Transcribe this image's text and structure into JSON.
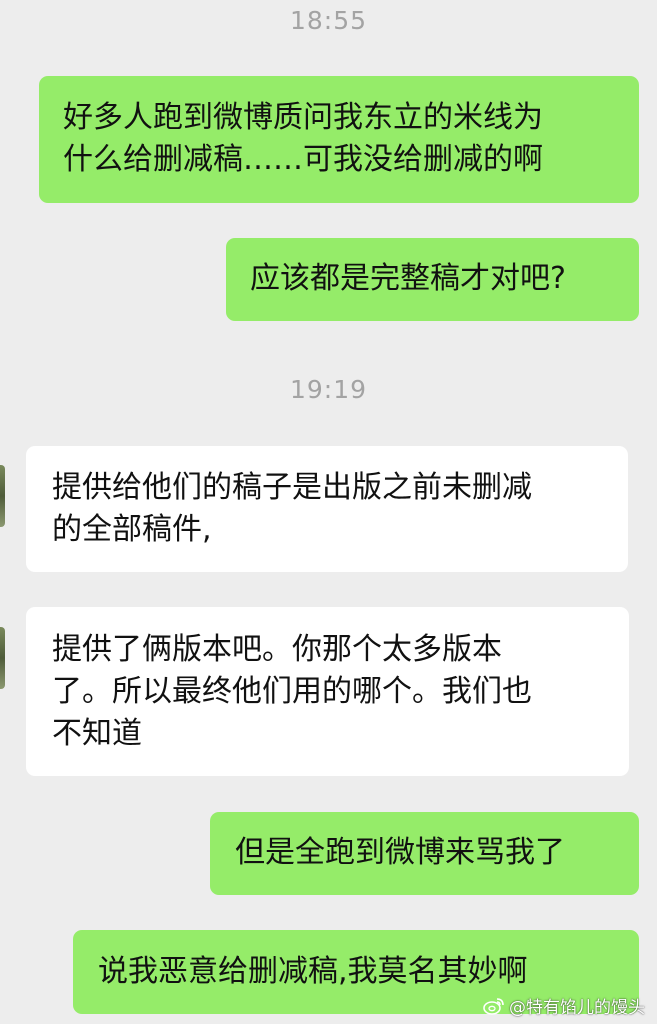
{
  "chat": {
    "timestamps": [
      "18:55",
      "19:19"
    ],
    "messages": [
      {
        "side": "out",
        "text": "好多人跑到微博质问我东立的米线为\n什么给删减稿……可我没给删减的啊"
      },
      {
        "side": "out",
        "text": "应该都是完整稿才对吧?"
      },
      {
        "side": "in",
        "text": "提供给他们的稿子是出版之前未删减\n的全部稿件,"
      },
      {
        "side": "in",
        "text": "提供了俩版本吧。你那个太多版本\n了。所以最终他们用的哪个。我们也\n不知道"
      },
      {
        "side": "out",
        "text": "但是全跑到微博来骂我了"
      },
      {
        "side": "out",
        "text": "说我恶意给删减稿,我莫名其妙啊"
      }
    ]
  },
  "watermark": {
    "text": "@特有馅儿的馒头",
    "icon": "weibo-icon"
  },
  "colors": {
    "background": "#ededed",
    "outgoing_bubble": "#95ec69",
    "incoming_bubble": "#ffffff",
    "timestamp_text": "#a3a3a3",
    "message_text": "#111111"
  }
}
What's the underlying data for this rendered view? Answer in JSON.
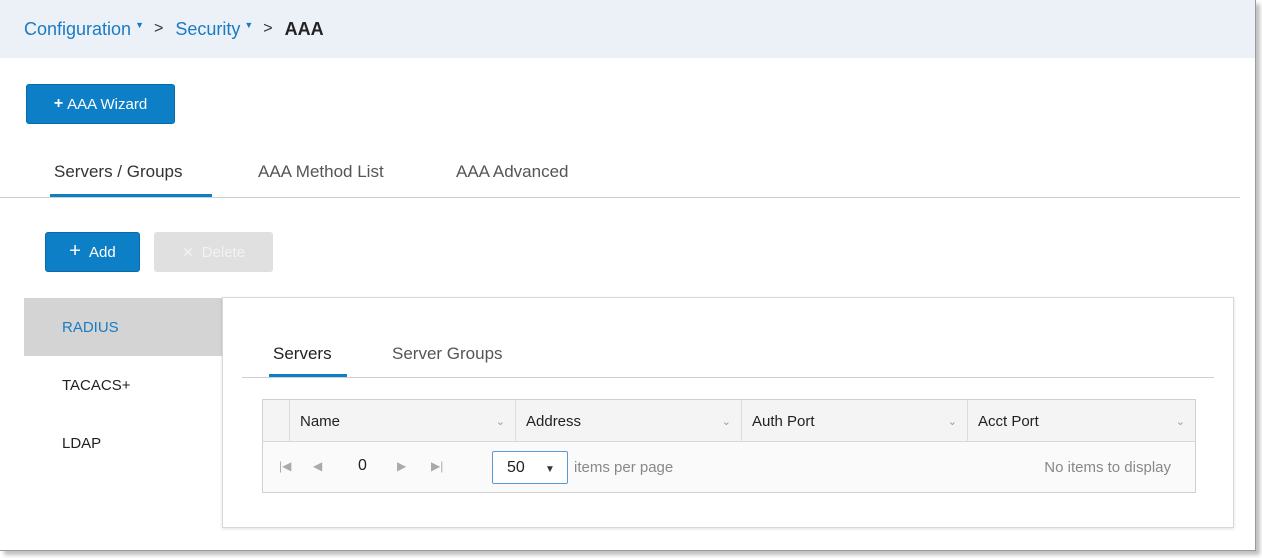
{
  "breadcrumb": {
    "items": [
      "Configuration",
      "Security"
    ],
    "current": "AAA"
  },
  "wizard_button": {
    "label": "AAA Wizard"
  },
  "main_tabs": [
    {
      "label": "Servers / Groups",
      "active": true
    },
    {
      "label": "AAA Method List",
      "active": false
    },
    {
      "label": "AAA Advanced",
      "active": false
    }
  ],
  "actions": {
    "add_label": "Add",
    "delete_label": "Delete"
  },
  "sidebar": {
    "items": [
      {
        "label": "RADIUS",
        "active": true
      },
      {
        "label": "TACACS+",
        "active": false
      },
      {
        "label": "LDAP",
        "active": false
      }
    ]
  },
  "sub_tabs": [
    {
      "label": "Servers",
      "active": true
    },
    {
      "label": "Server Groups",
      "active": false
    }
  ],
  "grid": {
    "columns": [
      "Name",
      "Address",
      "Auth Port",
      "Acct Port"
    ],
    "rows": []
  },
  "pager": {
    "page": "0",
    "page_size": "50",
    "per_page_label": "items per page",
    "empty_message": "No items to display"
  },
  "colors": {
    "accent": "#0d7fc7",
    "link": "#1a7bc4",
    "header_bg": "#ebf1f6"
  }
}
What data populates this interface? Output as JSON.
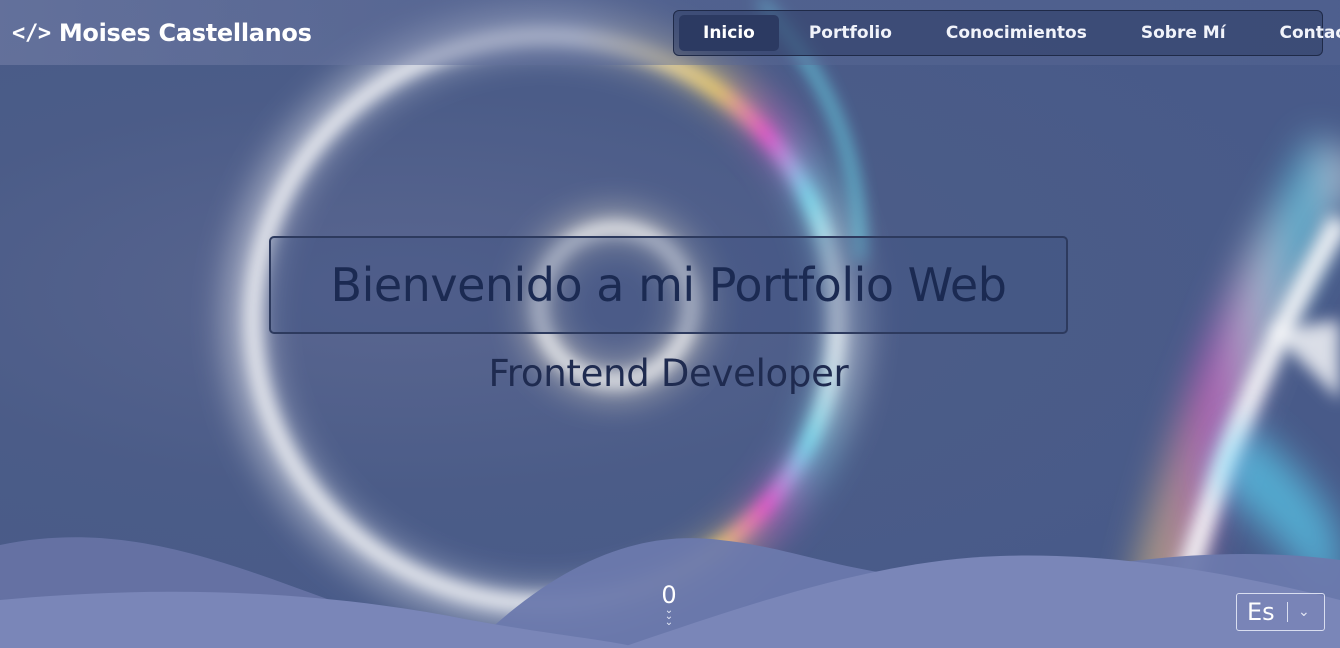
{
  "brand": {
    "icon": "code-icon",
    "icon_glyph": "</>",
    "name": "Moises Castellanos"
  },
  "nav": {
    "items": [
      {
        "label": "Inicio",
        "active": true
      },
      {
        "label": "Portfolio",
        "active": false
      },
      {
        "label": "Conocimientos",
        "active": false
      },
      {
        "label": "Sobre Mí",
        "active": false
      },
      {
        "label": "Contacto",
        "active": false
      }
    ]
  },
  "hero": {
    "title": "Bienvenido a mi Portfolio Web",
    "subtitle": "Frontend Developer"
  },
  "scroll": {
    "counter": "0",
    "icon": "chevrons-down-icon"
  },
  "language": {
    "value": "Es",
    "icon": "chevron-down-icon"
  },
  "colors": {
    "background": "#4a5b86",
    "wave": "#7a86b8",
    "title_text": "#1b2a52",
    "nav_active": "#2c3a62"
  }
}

::::::::::

*WHAT IS ASKED*. With pictures left out, extract the lines from the one containing "What's the underlying" to the end of the material above, both included, exactly as written.

*ANSWER IN FULL*.
What's the underlying data for this rendered view? Answer in JSON.
{
  "breadcrumb": {
    "items": [
      "Configuration",
      "Security"
    ],
    "current": "AAA"
  },
  "wizard_button": {
    "label": "AAA Wizard"
  },
  "main_tabs": [
    {
      "label": "Servers / Groups",
      "active": true
    },
    {
      "label": "AAA Method List",
      "active": false
    },
    {
      "label": "AAA Advanced",
      "active": false
    }
  ],
  "actions": {
    "add_label": "Add",
    "delete_label": "Delete"
  },
  "sidebar": {
    "items": [
      {
        "label": "RADIUS",
        "active": true
      },
      {
        "label": "TACACS+",
        "active": false
      },
      {
        "label": "LDAP",
        "active": false
      }
    ]
  },
  "sub_tabs": [
    {
      "label": "Servers",
      "active": true
    },
    {
      "label": "Server Groups",
      "active": false
    }
  ],
  "grid": {
    "columns": [
      "Name",
      "Address",
      "Auth Port",
      "Acct Port"
    ],
    "rows": []
  },
  "pager": {
    "page": "0",
    "page_size": "50",
    "per_page_label": "items per page",
    "empty_message": "No items to display"
  },
  "colors": {
    "accent": "#0d7fc7",
    "link": "#1a7bc4",
    "header_bg": "#ebf1f6"
  }
}
What data populates this interface? Output as JSON.
{
  "brand": {
    "icon": "code-icon",
    "icon_glyph": "</>",
    "name": "Moises Castellanos"
  },
  "nav": {
    "items": [
      {
        "label": "Inicio",
        "active": true
      },
      {
        "label": "Portfolio",
        "active": false
      },
      {
        "label": "Conocimientos",
        "active": false
      },
      {
        "label": "Sobre Mí",
        "active": false
      },
      {
        "label": "Contacto",
        "active": false
      }
    ]
  },
  "hero": {
    "title": "Bienvenido a mi Portfolio Web",
    "subtitle": "Frontend Developer"
  },
  "scroll": {
    "counter": "0",
    "icon": "chevrons-down-icon"
  },
  "language": {
    "value": "Es",
    "icon": "chevron-down-icon"
  },
  "colors": {
    "background": "#4a5b86",
    "wave": "#7a86b8",
    "title_text": "#1b2a52",
    "nav_active": "#2c3a62"
  }
}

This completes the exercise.